Problem requirements: Omit the images, then output each of the records below exactly.

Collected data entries
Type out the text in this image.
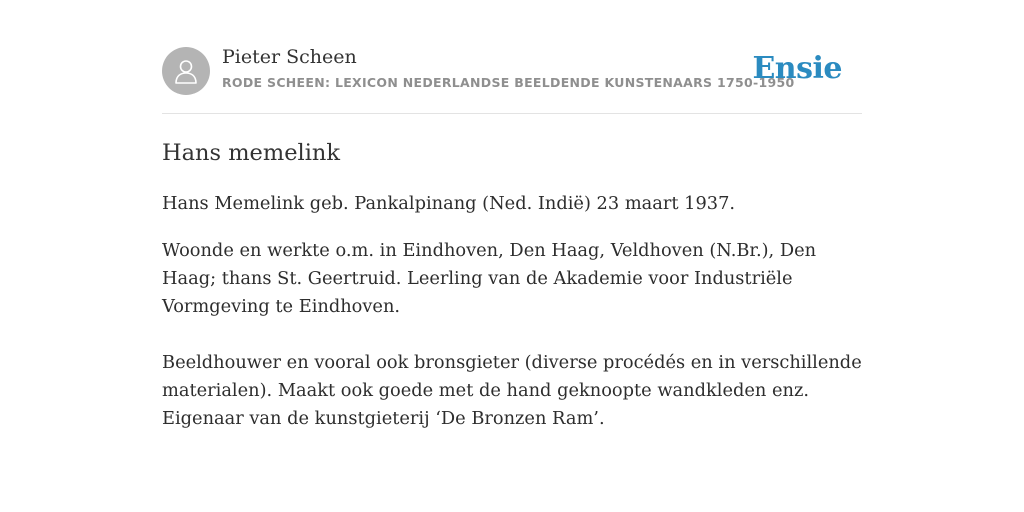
Pieter Scheen
RODE SCHEEN: LEXICON NEDERLANDSE BEELDENDE KUNSTENAARS 1750-1950
Ensie
Hans memelink

Hans Memelink geb. Pankalpinang (Ned. Indië) 23 maart 1937.

Woonde en werkte o.m. in Eindhoven, Den Haag, Veldhoven (N.Br.), Den Haag; thans St. Geertruid. Leerling van de Akademie voor Industriële Vormgeving te Eindhoven.

Beeldhouwer en vooral ook bronsgieter (diverse procédés en in verschillende materialen). Maakt ook goede met de hand geknoopte wandkleden enz. Eigenaar van de kunstgieterij ‘De Bronzen Ram’.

Final result:
Type out the text in this image.
Pieter Scheen
RODE SCHEEN: LEXICON NEDERLANDSE BEELDENDE KUNSTENAARS 1750-1950
Ensie
Hans memelink

Hans Memelink geb. Pankalpinang (Ned. Indië) 23 maart 1937.

Woonde en werkte o.m. in Eindhoven, Den Haag, Veldhoven (N.Br.), Den Haag; thans St. Geertruid. Leerling van de Akademie voor Industriële Vormgeving te Eindhoven.

Beeldhouwer en vooral ook bronsgieter (diverse procédés en in verschillende materialen). Maakt ook goede met de hand geknoopte wandkleden enz. Eigenaar van de kunstgieterij ‘De Bronzen Ram’.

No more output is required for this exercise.